Find how many lines in the data below include the word "wymaga", then write only that number.

[start Material for the task]

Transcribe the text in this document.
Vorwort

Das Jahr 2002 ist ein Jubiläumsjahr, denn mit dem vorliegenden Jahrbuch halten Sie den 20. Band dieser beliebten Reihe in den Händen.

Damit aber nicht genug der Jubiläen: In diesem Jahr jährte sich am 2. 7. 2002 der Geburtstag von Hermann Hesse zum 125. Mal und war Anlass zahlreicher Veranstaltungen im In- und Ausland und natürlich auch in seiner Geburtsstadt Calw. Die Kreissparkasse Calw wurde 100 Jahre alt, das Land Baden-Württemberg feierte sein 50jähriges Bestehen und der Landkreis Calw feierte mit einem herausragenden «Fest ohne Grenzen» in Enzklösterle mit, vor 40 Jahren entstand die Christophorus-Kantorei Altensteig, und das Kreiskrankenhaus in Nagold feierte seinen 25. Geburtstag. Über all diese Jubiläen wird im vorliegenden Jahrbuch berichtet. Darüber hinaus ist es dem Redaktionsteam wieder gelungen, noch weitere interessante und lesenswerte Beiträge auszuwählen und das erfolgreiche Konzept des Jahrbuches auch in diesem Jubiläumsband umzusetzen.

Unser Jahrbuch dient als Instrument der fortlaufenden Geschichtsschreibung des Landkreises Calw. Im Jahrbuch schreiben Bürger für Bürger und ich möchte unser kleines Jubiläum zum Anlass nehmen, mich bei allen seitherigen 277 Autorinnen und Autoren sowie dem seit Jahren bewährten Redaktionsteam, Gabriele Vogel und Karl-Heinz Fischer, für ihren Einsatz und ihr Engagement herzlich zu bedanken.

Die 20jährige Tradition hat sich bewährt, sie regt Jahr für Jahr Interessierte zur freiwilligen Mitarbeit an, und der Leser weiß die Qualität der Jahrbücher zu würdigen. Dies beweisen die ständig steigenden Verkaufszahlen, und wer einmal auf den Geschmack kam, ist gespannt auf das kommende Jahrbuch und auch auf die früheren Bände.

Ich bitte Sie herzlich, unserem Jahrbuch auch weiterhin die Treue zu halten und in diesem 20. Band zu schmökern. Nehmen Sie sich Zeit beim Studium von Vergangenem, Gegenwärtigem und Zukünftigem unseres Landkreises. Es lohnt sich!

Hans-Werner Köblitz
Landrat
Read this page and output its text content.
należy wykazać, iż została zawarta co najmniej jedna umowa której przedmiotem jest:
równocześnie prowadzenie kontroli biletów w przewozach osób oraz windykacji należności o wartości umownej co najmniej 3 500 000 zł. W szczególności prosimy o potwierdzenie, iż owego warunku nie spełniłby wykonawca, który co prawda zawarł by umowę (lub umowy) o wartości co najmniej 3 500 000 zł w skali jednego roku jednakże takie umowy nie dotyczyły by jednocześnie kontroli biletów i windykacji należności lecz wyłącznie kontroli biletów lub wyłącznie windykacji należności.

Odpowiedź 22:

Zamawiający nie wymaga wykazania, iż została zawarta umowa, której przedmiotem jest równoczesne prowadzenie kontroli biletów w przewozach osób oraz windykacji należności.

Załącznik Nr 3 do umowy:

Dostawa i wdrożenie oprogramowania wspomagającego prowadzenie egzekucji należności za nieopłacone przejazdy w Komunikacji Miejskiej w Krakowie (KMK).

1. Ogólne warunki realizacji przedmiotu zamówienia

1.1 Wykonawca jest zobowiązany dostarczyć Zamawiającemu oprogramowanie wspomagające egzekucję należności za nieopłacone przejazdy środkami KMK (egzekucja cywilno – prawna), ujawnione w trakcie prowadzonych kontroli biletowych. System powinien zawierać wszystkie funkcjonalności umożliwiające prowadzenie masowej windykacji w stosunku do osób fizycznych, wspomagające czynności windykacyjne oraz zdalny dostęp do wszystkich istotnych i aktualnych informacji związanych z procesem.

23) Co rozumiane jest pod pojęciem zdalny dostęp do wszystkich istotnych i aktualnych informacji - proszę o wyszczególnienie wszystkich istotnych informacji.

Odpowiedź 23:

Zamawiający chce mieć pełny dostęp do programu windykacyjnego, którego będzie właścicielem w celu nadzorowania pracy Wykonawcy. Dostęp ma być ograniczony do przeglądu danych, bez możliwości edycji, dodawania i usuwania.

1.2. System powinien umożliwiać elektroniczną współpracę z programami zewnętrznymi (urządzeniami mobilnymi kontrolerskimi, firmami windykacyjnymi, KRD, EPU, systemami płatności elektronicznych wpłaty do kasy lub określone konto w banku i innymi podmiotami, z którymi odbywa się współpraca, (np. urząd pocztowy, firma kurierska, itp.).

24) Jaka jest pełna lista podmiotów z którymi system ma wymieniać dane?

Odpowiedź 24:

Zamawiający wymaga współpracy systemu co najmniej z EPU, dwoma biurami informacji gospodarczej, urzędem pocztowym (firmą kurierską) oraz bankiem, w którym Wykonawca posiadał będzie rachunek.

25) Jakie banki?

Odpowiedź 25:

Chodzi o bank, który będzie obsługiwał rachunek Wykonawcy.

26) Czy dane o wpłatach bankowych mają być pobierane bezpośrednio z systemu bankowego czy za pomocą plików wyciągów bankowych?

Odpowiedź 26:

[end Material for the task]

Task result:
2